Written task:
All lines below must be repeated exactly, with the pictures omitted.

Dataset entries:
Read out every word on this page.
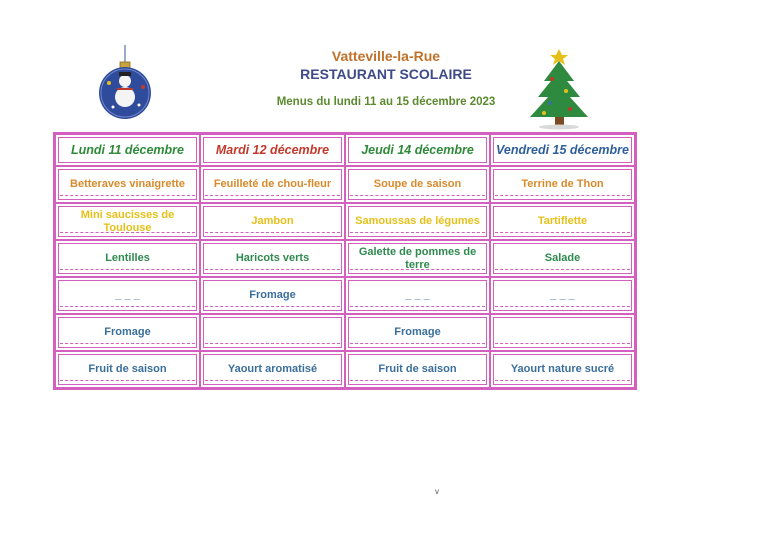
Vatteville-la-Rue
RESTAURANT SCOLAIRE
Menus du lundi 11 au 15 décembre 2023
Lundi 11 décembre	Mardi 12 décembre	Jeudi 14 décembre	Vendredi 15 décembre
Betteraves vinaigrette	Feuilleté de chou-fleur	Soupe de saison	Terrine de Thon
Mini saucisses de Toulouse	Jambon	Samoussas de légumes	Tartiflette
Lentilles	Haricots verts	Galette de pommes de terre	Salade
_ _ _	Fromage	_ _ _	_ _ _
Fromage		Fromage	
Fruit de saison	Yaourt aromatisé	Fruit de saison	Yaourt nature sucré
v
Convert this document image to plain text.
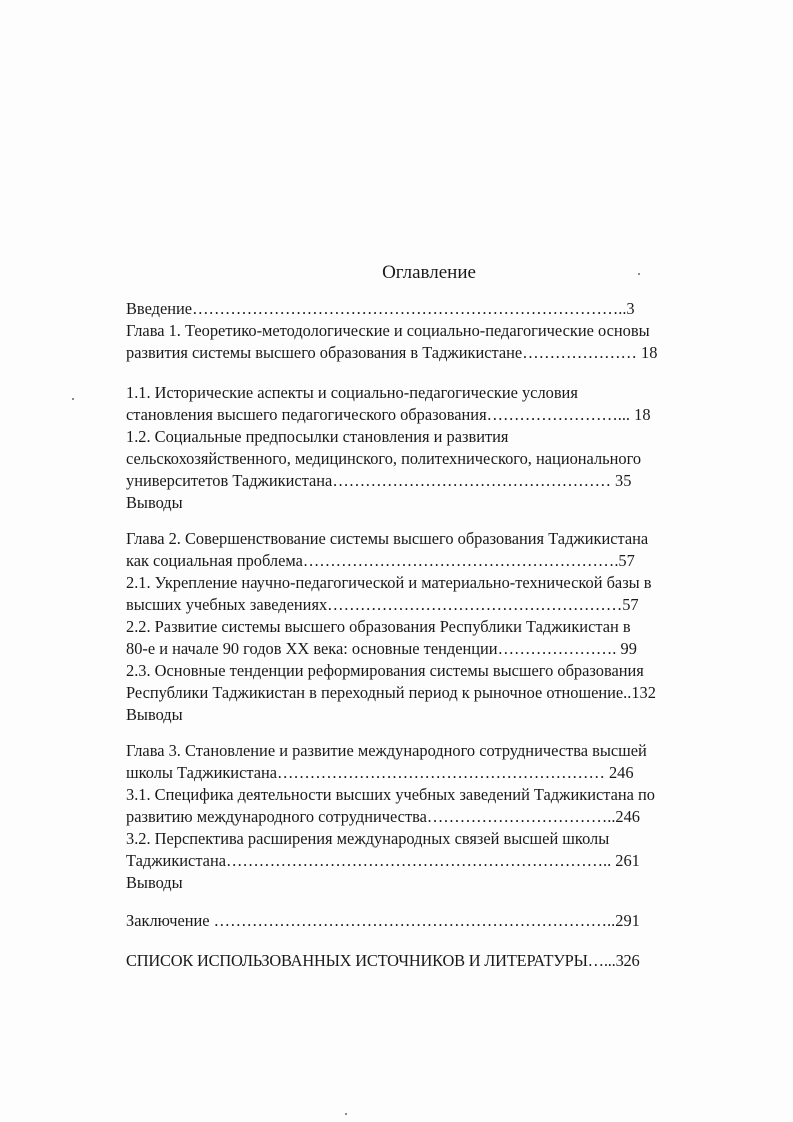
Оглавление
Введение……………………………………………………………………..3
Глава 1. Теоретико-методологические и социально-педагогические основы
развития системы высшего образования в Таджикистане………………… 18
1.1. Исторические аспекты и социально-педагогические условия
становления высшего педагогического образования……………………... 18
1.2. Социальные предпосылки становления и развития
сельскохозяйственного, медицинского, политехнического, национального
университетов Таджикистана…………………………………………… 35
Выводы
Глава 2. Совершенствование системы высшего образования Таджикистана
как социальная проблема………………………………………………….57
2.1. Укрепление научно-педагогической и материально-технической базы в
высших учебных заведениях………………………………………………57
2.2. Развитие системы высшего образования Республики Таджикистан в
80-е и начале 90 годов XX века: основные тенденции…………………. 99
2.3. Основные тенденции реформирования системы высшего образования
Республики Таджикистан в переходный период к рыночное отношение..132
Выводы
Глава 3. Становление и развитие международного сотрудничества высшей
школы Таджикистана…………………………………………………… 246
3.1. Специфика деятельности высших учебных заведений Таджикистана по
развитию международного сотрудничества……………………………..246
3.2. Перспектива расширения международных связей высшей школы
Таджикистана…………………………………………………………….. 261
Выводы
Заключение ………………………………………………………………..291
СПИСОК ИСПОЛЬЗОВАННЫХ ИСТОЧНИКОВ И ЛИТЕРАТУРЫ…...326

Written answer:
Read out every word on this page.
Vatteville-la-Rue
RESTAURANT SCOLAIRE
Menus du lundi 11 au 15 décembre 2023
Lundi 11 décembre	Mardi 12 décembre	Jeudi 14 décembre	Vendredi 15 décembre
Betteraves vinaigrette	Feuilleté de chou-fleur	Soupe de saison	Terrine de Thon
Mini saucisses de Toulouse	Jambon	Samoussas de légumes	Tartiflette
Lentilles	Haricots verts	Galette de pommes de terre	Salade
_ _ _	Fromage	_ _ _	_ _ _
Fromage		Fromage	
Fruit de saison	Yaourt aromatisé	Fruit de saison	Yaourt nature sucré
v
Convert this document image to plain text.
Оглавление
Введение……………………………………………………………………..3
Глава 1. Теоретико-методологические и социально-педагогические основы
развития системы высшего образования в Таджикистане………………… 18
1.1. Исторические аспекты и социально-педагогические условия
становления высшего педагогического образования……………………... 18
1.2. Социальные предпосылки становления и развития
сельскохозяйственного, медицинского, политехнического, национального
университетов Таджикистана…………………………………………… 35
Выводы
Глава 2. Совершенствование системы высшего образования Таджикистана
как социальная проблема………………………………………………….57
2.1. Укрепление научно-педагогической и материально-технической базы в
высших учебных заведениях………………………………………………57
2.2. Развитие системы высшего образования Республики Таджикистан в
80-е и начале 90 годов XX века: основные тенденции…………………. 99
2.3. Основные тенденции реформирования системы высшего образования
Республики Таджикистан в переходный период к рыночное отношение..132
Выводы
Глава 3. Становление и развитие международного сотрудничества высшей
школы Таджикистана…………………………………………………… 246
3.1. Специфика деятельности высших учебных заведений Таджикистана по
развитию международного сотрудничества……………………………..246
3.2. Перспектива расширения международных связей высшей школы
Таджикистана…………………………………………………………….. 261
Выводы
Заключение ………………………………………………………………..291
СПИСОК ИСПОЛЬЗОВАННЫХ ИСТОЧНИКОВ И ЛИТЕРАТУРЫ…...326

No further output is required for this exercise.